- [JOB]: Only lines with the string "JSON" matter here; gather them from the material below.

** Begin **

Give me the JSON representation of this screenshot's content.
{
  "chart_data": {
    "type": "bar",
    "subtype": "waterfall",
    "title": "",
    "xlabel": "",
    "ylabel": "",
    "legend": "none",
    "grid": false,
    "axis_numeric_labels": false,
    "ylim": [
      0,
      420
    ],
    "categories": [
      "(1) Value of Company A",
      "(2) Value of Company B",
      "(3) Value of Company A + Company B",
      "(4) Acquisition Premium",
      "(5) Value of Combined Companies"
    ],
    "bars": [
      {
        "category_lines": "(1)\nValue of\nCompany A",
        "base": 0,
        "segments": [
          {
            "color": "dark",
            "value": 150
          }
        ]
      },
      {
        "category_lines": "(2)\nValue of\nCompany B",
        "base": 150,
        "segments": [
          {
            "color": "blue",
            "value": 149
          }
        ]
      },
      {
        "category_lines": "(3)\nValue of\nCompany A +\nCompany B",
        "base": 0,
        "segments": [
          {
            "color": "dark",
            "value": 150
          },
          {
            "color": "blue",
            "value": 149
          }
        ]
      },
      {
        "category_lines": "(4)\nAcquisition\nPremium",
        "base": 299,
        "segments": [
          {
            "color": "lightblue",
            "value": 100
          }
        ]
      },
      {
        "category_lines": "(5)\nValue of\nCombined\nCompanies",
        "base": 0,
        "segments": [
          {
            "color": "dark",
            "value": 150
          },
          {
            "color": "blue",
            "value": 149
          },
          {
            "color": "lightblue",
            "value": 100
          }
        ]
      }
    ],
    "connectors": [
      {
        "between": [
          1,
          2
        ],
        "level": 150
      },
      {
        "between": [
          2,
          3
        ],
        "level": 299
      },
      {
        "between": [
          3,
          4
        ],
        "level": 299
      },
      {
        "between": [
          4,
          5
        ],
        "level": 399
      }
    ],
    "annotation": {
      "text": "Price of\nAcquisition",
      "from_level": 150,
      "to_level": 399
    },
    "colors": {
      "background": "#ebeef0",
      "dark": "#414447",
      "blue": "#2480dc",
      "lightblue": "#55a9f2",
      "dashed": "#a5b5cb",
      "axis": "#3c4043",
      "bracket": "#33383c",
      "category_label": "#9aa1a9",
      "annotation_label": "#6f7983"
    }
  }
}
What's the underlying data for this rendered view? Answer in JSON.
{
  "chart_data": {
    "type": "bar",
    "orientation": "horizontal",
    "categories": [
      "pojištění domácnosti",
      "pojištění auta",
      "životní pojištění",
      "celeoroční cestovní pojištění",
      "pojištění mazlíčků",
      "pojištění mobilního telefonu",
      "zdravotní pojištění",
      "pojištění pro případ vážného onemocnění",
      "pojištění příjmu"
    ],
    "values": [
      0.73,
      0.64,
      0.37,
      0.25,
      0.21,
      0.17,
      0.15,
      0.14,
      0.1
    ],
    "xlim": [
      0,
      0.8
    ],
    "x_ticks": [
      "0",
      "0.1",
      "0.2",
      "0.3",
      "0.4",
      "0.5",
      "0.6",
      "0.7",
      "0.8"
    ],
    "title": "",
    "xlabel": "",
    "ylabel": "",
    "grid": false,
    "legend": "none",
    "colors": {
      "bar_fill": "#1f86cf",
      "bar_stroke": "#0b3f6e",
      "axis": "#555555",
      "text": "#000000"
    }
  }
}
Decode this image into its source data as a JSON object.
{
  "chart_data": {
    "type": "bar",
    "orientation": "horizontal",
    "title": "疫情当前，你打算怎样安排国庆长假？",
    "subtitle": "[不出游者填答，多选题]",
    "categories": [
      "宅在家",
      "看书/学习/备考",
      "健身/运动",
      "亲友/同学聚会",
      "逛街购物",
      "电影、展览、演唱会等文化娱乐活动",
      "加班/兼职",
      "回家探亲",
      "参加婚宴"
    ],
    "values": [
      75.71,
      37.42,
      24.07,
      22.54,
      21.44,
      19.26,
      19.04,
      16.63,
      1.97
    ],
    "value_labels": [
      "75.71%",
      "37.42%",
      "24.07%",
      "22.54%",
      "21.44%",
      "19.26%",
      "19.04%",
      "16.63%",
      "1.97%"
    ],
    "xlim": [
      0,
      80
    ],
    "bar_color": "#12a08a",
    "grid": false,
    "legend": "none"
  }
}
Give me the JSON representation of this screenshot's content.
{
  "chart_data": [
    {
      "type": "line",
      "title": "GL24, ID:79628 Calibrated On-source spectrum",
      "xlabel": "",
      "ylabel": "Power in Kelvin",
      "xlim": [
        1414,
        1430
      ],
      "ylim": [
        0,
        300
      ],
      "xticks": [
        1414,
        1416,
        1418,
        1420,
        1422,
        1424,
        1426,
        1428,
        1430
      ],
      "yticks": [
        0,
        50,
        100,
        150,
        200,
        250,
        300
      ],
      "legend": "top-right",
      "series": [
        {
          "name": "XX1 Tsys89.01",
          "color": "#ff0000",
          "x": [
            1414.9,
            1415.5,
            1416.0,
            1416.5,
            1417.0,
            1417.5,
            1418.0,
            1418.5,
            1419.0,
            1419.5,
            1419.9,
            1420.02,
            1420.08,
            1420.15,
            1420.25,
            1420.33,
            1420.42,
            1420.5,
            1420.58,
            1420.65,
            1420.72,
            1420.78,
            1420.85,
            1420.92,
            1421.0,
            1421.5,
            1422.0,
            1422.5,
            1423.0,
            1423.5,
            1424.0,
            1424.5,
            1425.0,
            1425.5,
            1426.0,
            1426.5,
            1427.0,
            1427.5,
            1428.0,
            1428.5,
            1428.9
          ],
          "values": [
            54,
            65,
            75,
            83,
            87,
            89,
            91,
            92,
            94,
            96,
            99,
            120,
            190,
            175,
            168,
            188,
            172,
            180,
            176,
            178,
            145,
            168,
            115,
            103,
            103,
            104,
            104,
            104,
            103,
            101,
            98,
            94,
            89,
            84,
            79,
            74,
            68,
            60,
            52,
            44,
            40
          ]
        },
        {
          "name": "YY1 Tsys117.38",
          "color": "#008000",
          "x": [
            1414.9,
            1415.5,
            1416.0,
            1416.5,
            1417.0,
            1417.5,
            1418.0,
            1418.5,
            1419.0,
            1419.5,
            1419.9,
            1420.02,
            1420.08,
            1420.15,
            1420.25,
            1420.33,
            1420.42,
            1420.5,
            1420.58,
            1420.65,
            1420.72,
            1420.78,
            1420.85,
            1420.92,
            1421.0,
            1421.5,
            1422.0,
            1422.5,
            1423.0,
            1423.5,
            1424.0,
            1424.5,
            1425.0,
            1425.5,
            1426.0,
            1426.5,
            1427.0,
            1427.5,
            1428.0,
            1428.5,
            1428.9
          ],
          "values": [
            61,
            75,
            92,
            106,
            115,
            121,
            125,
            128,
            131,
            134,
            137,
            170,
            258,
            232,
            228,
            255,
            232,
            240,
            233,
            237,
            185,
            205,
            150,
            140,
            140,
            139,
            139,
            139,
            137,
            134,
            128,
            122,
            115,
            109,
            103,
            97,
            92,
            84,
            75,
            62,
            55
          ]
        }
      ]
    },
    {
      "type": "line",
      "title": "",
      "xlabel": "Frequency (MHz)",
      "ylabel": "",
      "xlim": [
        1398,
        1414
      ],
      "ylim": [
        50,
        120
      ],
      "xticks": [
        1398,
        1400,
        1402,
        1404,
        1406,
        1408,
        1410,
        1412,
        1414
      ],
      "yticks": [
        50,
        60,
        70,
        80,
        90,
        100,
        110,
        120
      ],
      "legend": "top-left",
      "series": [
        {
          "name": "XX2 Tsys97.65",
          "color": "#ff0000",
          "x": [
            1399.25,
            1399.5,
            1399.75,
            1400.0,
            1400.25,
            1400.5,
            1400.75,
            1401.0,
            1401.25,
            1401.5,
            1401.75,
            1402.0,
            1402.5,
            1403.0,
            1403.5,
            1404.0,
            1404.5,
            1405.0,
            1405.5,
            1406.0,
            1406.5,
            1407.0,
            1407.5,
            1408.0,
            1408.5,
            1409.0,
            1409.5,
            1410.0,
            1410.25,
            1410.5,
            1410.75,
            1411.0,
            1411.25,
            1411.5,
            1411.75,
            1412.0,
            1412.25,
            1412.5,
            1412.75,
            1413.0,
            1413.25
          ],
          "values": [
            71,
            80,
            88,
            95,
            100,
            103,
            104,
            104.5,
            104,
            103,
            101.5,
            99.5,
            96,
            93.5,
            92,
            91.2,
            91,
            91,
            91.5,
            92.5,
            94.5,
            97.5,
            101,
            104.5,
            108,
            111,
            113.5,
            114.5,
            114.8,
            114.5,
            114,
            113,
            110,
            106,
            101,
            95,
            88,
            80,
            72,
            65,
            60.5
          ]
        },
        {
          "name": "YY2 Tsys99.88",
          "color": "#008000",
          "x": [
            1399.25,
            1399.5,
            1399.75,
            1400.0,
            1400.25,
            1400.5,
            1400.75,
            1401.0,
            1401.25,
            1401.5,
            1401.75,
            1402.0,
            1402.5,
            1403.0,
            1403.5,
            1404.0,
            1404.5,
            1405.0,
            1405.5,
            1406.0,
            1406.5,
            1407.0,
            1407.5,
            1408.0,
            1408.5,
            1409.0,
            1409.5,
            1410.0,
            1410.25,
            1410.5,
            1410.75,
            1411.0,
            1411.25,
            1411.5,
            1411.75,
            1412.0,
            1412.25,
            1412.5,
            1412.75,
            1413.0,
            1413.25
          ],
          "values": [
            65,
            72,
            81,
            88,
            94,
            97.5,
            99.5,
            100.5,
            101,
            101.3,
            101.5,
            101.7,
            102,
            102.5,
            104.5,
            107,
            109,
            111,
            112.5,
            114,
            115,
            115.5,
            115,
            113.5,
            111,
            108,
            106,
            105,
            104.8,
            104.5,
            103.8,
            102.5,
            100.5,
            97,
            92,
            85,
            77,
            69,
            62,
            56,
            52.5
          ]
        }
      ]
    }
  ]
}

** End **

- [SOLUTION]:
Give me the JSON representation of this screenshot's content.
What's the underlying data for this rendered view? Answer in JSON.
Decode this image into its source data as a JSON object.
Give me the JSON representation of this screenshot's content.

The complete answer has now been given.